WORK INSTRUCTIONS
Locate all lines with the word "interventions" and copy them out.

-- Begin --

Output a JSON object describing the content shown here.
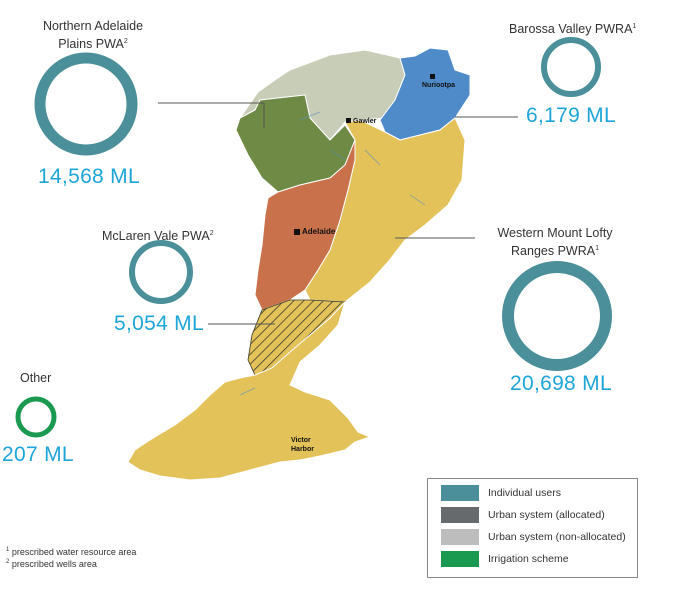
{
  "colors": {
    "individual_users": "#4a8f99",
    "urban_allocated": "#666a6c",
    "urban_non_allocated": "#bdbdbd",
    "irrigation_scheme": "#1a9a50",
    "volume_text": "#1ea5d8",
    "northern_adelaide_plains": "#6f8a45",
    "northern_plains_grey": "#c8cdb8",
    "barossa": "#4f8ac9",
    "mclaren_vale": "#c9714a",
    "western_mount_lofty": "#e4c25a"
  },
  "regions": {
    "northern_adelaide": {
      "title_line1": "Northern Adelaide",
      "title_line2": "Plains PWA",
      "sup": "2",
      "volume": "14,568 ML",
      "volume_value": 14568
    },
    "barossa": {
      "title": "Barossa Valley PWRA",
      "sup": "1",
      "volume": "6,179 ML",
      "volume_value": 6179
    },
    "mclaren_vale": {
      "title": "McLaren Vale PWA",
      "sup": "2",
      "volume": "5,054 ML",
      "volume_value": 5054
    },
    "western_mount_lofty": {
      "title_line1": "Western Mount Lofty",
      "title_line2": "Ranges PWRA",
      "sup": "1",
      "volume": "20,698 ML",
      "volume_value": 20698
    },
    "other": {
      "title": "Other",
      "volume": "207 ML",
      "volume_value": 207
    }
  },
  "towns": {
    "nuriootpa": "Nuriootpa",
    "gawler": "Gawler",
    "adelaide": "Adelaide",
    "victor_harbor_line1": "Victor",
    "victor_harbor_line2": "Harbor"
  },
  "legend": [
    {
      "label": "Individual users",
      "color": "#4a8f99"
    },
    {
      "label": "Urban system (allocated)",
      "color": "#666a6c"
    },
    {
      "label": "Urban system (non-allocated)",
      "color": "#bdbdbd"
    },
    {
      "label": "Irrigation scheme",
      "color": "#1a9a50"
    }
  ],
  "footnotes": {
    "f1_sup": "1",
    "f1": "prescribed water resource area",
    "f2_sup": "2",
    "f2": "prescribed wells area"
  }
}
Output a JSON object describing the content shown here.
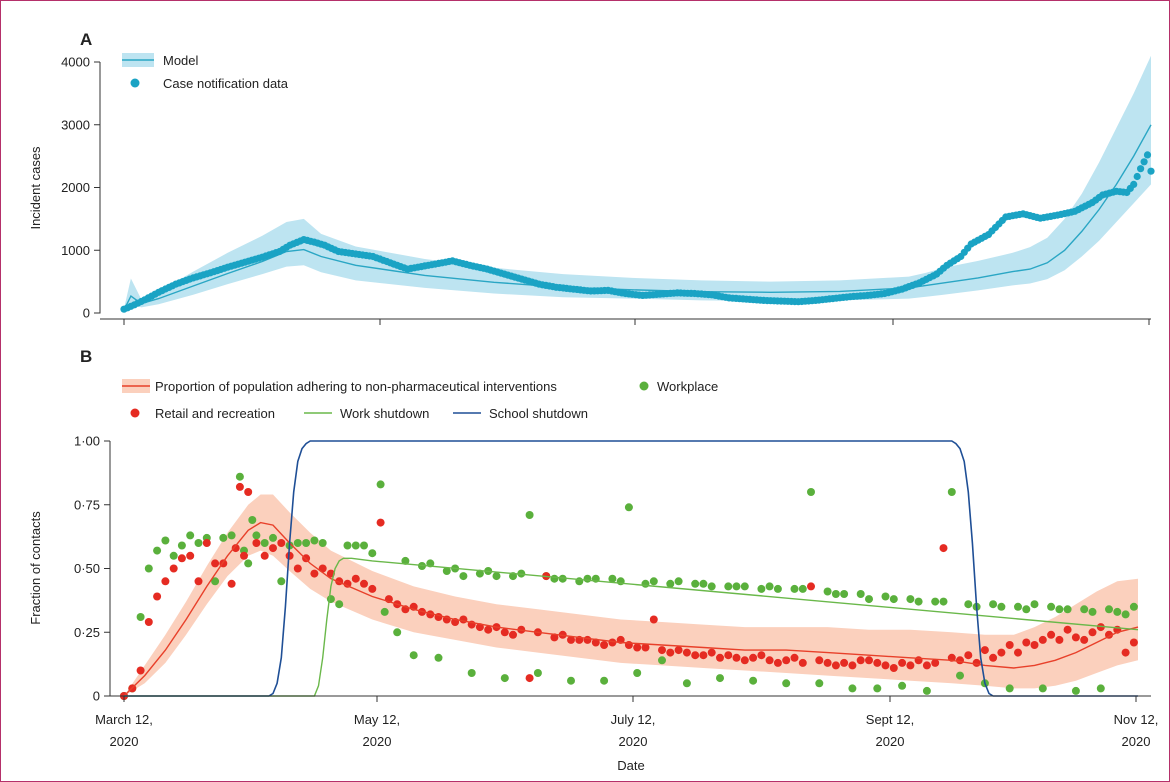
{
  "chart_data": [
    {
      "panel": "A",
      "type": "line",
      "ylabel": "Incident cases",
      "ylim": [
        0,
        4000
      ],
      "yticks": [
        "0",
        "1000",
        "2000",
        "3000",
        "4000"
      ],
      "xlim": [
        "2020-03-12",
        "2020-11-12"
      ],
      "legend": [
        "Model",
        "Case notification data"
      ],
      "colors": {
        "model": "#2aa6c4",
        "band": "#bde4f1",
        "points": "#1aa3c4"
      },
      "series": [
        {
          "name": "Model",
          "x": [
            0,
            2,
            5,
            10,
            20,
            30,
            40,
            47,
            52,
            57,
            67,
            87,
            107,
            127,
            147,
            167,
            187,
            207,
            227,
            232,
            237,
            247,
            257,
            262,
            267,
            272,
            277,
            282,
            287,
            292,
            297
          ],
          "values": [
            50,
            270,
            150,
            230,
            430,
            630,
            820,
            980,
            1010,
            900,
            760,
            600,
            490,
            410,
            370,
            340,
            330,
            345,
            400,
            440,
            480,
            560,
            660,
            700,
            800,
            1000,
            1300,
            1650,
            2050,
            2500,
            3000
          ],
          "lower": [
            30,
            150,
            90,
            140,
            290,
            460,
            620,
            740,
            760,
            650,
            520,
            400,
            310,
            250,
            230,
            200,
            190,
            200,
            230,
            260,
            290,
            360,
            440,
            470,
            540,
            680,
            900,
            1150,
            1450,
            1750,
            2050
          ],
          "upper": [
            70,
            550,
            220,
            340,
            660,
            960,
            1230,
            1450,
            1500,
            1260,
            1060,
            860,
            720,
            620,
            560,
            520,
            500,
            520,
            580,
            640,
            720,
            830,
            960,
            1050,
            1200,
            1500,
            1900,
            2400,
            2950,
            3500,
            4100
          ]
        },
        {
          "name": "Case notification data",
          "x": [
            0,
            3,
            6,
            10,
            15,
            20,
            25,
            30,
            35,
            40,
            45,
            48,
            52,
            55,
            58,
            62,
            67,
            72,
            77,
            82,
            85,
            90,
            95,
            100,
            105,
            110,
            115,
            120,
            125,
            130,
            135,
            140,
            145,
            150,
            155,
            160,
            165,
            170,
            175,
            180,
            185,
            190,
            195,
            200,
            205,
            210,
            215,
            220,
            225,
            230,
            235,
            238,
            242,
            245,
            250,
            255,
            260,
            265,
            270,
            275,
            280,
            283,
            287,
            290,
            292,
            294,
            296
          ],
          "values": [
            60,
            130,
            210,
            330,
            460,
            560,
            640,
            730,
            810,
            890,
            980,
            1080,
            1170,
            1130,
            1080,
            980,
            940,
            900,
            800,
            700,
            730,
            780,
            830,
            760,
            700,
            620,
            540,
            460,
            410,
            380,
            350,
            360,
            310,
            280,
            300,
            320,
            310,
            290,
            240,
            220,
            200,
            190,
            180,
            200,
            230,
            260,
            280,
            310,
            380,
            480,
            620,
            760,
            900,
            1100,
            1250,
            1530,
            1580,
            1510,
            1560,
            1620,
            1760,
            1880,
            1940,
            1920,
            2050,
            2300,
            2520
          ]
        }
      ]
    },
    {
      "panel": "B",
      "type": "scatter",
      "ylabel": "Fraction of contacts",
      "xlabel": "Date",
      "ylim": [
        0,
        1
      ],
      "yticks": [
        "0",
        "0·25",
        "0·50",
        "0·75",
        "1·00"
      ],
      "xticks": [
        {
          "line1": "March 12,",
          "line2": "2020",
          "day": 0
        },
        {
          "line1": "May 12,",
          "line2": "2020",
          "day": 61
        },
        {
          "line1": "July 12,",
          "line2": "2020",
          "day": 122
        },
        {
          "line1": "Sept 12,",
          "line2": "2020",
          "day": 184
        },
        {
          "line1": "Nov 12,",
          "line2": "2020",
          "day": 245
        }
      ],
      "legend": [
        "Proportion of population adhering to non-pharmaceutical interventions",
        "Workplace",
        "Retail and recreation",
        "Work shutdown",
        "School shutdown"
      ],
      "colors": {
        "adherence": "#e8402a",
        "band": "#fbd0bd",
        "workplace": "#5ab03c",
        "retail": "#e52b22",
        "work_shutdown": "#6ab84a",
        "school_shutdown": "#1f4f96"
      },
      "series": [
        {
          "name": "Proportion of population adhering to non-pharmaceutical interventions",
          "x": [
            0,
            5,
            10,
            15,
            20,
            25,
            30,
            33,
            36,
            40,
            45,
            50,
            60,
            70,
            80,
            90,
            100,
            110,
            120,
            130,
            140,
            150,
            160,
            170,
            180,
            190,
            200,
            208,
            215,
            220,
            225,
            230,
            235,
            240,
            245
          ],
          "values": [
            0.0,
            0.08,
            0.18,
            0.3,
            0.43,
            0.55,
            0.65,
            0.68,
            0.67,
            0.6,
            0.52,
            0.46,
            0.39,
            0.34,
            0.3,
            0.27,
            0.25,
            0.23,
            0.21,
            0.2,
            0.19,
            0.18,
            0.18,
            0.17,
            0.16,
            0.15,
            0.14,
            0.12,
            0.11,
            0.12,
            0.14,
            0.17,
            0.21,
            0.25,
            0.27
          ],
          "lower": [
            0.0,
            0.05,
            0.13,
            0.24,
            0.36,
            0.47,
            0.55,
            0.57,
            0.55,
            0.49,
            0.42,
            0.37,
            0.3,
            0.25,
            0.22,
            0.19,
            0.17,
            0.15,
            0.13,
            0.12,
            0.11,
            0.1,
            0.09,
            0.08,
            0.07,
            0.06,
            0.05,
            0.04,
            0.03,
            0.03,
            0.04,
            0.06,
            0.09,
            0.12,
            0.14
          ],
          "upper": [
            0.0,
            0.12,
            0.24,
            0.37,
            0.51,
            0.64,
            0.75,
            0.79,
            0.79,
            0.72,
            0.64,
            0.57,
            0.49,
            0.43,
            0.39,
            0.36,
            0.34,
            0.32,
            0.3,
            0.29,
            0.28,
            0.27,
            0.27,
            0.27,
            0.26,
            0.26,
            0.25,
            0.24,
            0.24,
            0.27,
            0.31,
            0.36,
            0.41,
            0.45,
            0.46
          ]
        },
        {
          "name": "Workplace",
          "x": [
            0,
            2,
            4,
            6,
            8,
            10,
            12,
            14,
            16,
            18,
            20,
            22,
            24,
            26,
            28,
            29,
            30,
            31,
            32,
            34,
            36,
            38,
            40,
            42,
            44,
            46,
            48,
            50,
            52,
            54,
            56,
            58,
            60,
            62,
            63,
            66,
            68,
            70,
            72,
            74,
            76,
            78,
            80,
            82,
            84,
            86,
            88,
            90,
            92,
            94,
            96,
            98,
            100,
            102,
            104,
            106,
            108,
            110,
            112,
            114,
            116,
            118,
            120,
            122,
            124,
            126,
            128,
            130,
            132,
            134,
            136,
            138,
            140,
            142,
            144,
            146,
            148,
            150,
            152,
            154,
            156,
            158,
            160,
            162,
            164,
            166,
            168,
            170,
            172,
            174,
            176,
            178,
            180,
            182,
            184,
            186,
            188,
            190,
            192,
            194,
            196,
            198,
            200,
            202,
            204,
            206,
            208,
            210,
            212,
            214,
            216,
            218,
            220,
            222,
            224,
            226,
            228,
            230,
            232,
            234,
            236,
            238,
            240,
            242,
            244
          ],
          "values": [
            0.0,
            0.03,
            0.31,
            0.5,
            0.57,
            0.61,
            0.55,
            0.59,
            0.63,
            0.6,
            0.62,
            0.45,
            0.62,
            0.63,
            0.86,
            0.57,
            0.52,
            0.69,
            0.63,
            0.6,
            0.62,
            0.45,
            0.59,
            0.6,
            0.6,
            0.61,
            0.6,
            0.38,
            0.36,
            0.59,
            0.59,
            0.59,
            0.56,
            0.83,
            0.33,
            0.25,
            0.53,
            0.16,
            0.51,
            0.52,
            0.15,
            0.49,
            0.5,
            0.47,
            0.09,
            0.48,
            0.49,
            0.47,
            0.07,
            0.47,
            0.48,
            0.71,
            0.09,
            0.47,
            0.46,
            0.46,
            0.06,
            0.45,
            0.46,
            0.46,
            0.06,
            0.46,
            0.45,
            0.74,
            0.09,
            0.44,
            0.45,
            0.14,
            0.44,
            0.45,
            0.05,
            0.44,
            0.44,
            0.43,
            0.07,
            0.43,
            0.43,
            0.43,
            0.06,
            0.42,
            0.43,
            0.42,
            0.05,
            0.42,
            0.42,
            0.8,
            0.05,
            0.41,
            0.4,
            0.4,
            0.03,
            0.4,
            0.38,
            0.03,
            0.39,
            0.38,
            0.04,
            0.38,
            0.37,
            0.02,
            0.37,
            0.37,
            0.8,
            0.08,
            0.36,
            0.35,
            0.05,
            0.36,
            0.35,
            0.03,
            0.35,
            0.34,
            0.36,
            0.03,
            0.35,
            0.34,
            0.34,
            0.02,
            0.34,
            0.33,
            0.03,
            0.34,
            0.33,
            0.32,
            0.35
          ],
          "outliers_removed": false
        },
        {
          "name": "Retail and recreation",
          "x": [
            0,
            2,
            4,
            6,
            8,
            10,
            12,
            14,
            16,
            18,
            20,
            22,
            24,
            26,
            27,
            28,
            29,
            30,
            32,
            34,
            36,
            38,
            40,
            42,
            44,
            46,
            48,
            50,
            52,
            54,
            56,
            58,
            60,
            62,
            64,
            66,
            68,
            70,
            72,
            74,
            76,
            78,
            80,
            82,
            84,
            86,
            88,
            90,
            92,
            94,
            96,
            98,
            100,
            102,
            104,
            106,
            108,
            110,
            112,
            114,
            116,
            118,
            120,
            122,
            124,
            126,
            128,
            130,
            132,
            134,
            136,
            138,
            140,
            142,
            144,
            146,
            148,
            150,
            152,
            154,
            156,
            158,
            160,
            162,
            164,
            166,
            168,
            170,
            172,
            174,
            176,
            178,
            180,
            182,
            184,
            186,
            188,
            190,
            192,
            194,
            196,
            198,
            200,
            202,
            204,
            206,
            208,
            210,
            212,
            214,
            216,
            218,
            220,
            222,
            224,
            226,
            228,
            230,
            232,
            234,
            236,
            238,
            240,
            242,
            244
          ],
          "values": [
            0.0,
            0.03,
            0.1,
            0.29,
            0.39,
            0.45,
            0.5,
            0.54,
            0.55,
            0.45,
            0.6,
            0.52,
            0.52,
            0.44,
            0.58,
            0.82,
            0.55,
            0.8,
            0.6,
            0.55,
            0.58,
            0.6,
            0.55,
            0.5,
            0.54,
            0.48,
            0.5,
            0.48,
            0.45,
            0.44,
            0.46,
            0.44,
            0.42,
            0.68,
            0.38,
            0.36,
            0.34,
            0.35,
            0.33,
            0.32,
            0.31,
            0.3,
            0.29,
            0.3,
            0.28,
            0.27,
            0.26,
            0.27,
            0.25,
            0.24,
            0.26,
            0.07,
            0.25,
            0.47,
            0.23,
            0.24,
            0.22,
            0.22,
            0.22,
            0.21,
            0.2,
            0.21,
            0.22,
            0.2,
            0.19,
            0.19,
            0.3,
            0.18,
            0.17,
            0.18,
            0.17,
            0.16,
            0.16,
            0.17,
            0.15,
            0.16,
            0.15,
            0.14,
            0.15,
            0.16,
            0.14,
            0.13,
            0.14,
            0.15,
            0.13,
            0.43,
            0.14,
            0.13,
            0.12,
            0.13,
            0.12,
            0.14,
            0.14,
            0.13,
            0.12,
            0.11,
            0.13,
            0.12,
            0.14,
            0.12,
            0.13,
            0.58,
            0.15,
            0.14,
            0.16,
            0.13,
            0.18,
            0.15,
            0.17,
            0.2,
            0.17,
            0.21,
            0.2,
            0.22,
            0.24,
            0.22,
            0.26,
            0.23,
            0.22,
            0.25,
            0.27,
            0.24,
            0.26,
            0.17,
            0.21
          ]
        },
        {
          "name": "Work shutdown",
          "x": [
            0,
            46,
            47,
            48,
            49,
            50,
            51,
            52,
            53,
            55,
            60,
            245
          ],
          "values": [
            0.0,
            0.0,
            0.04,
            0.15,
            0.3,
            0.43,
            0.5,
            0.53,
            0.54,
            0.54,
            0.53,
            0.26
          ]
        },
        {
          "name": "School shutdown",
          "x": [
            0,
            35,
            36,
            37,
            38,
            39,
            40,
            41,
            42,
            43,
            44,
            45,
            200,
            201,
            202,
            203,
            204,
            205,
            206,
            207,
            208,
            209,
            210,
            245
          ],
          "values": [
            0.0,
            0.0,
            0.01,
            0.05,
            0.15,
            0.35,
            0.6,
            0.8,
            0.92,
            0.97,
            0.99,
            1.0,
            1.0,
            0.99,
            0.97,
            0.92,
            0.8,
            0.6,
            0.35,
            0.15,
            0.05,
            0.01,
            0.0,
            0.0
          ]
        }
      ]
    }
  ],
  "panel_labels": {
    "a": "A",
    "b": "B"
  }
}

-- End --

SOLUTION TO THIS PROBLEM
        "Proportion of population adhering to non-pharmaceutical interventions",
          "name": "Proportion of population adhering to non-pharmaceutical interventions",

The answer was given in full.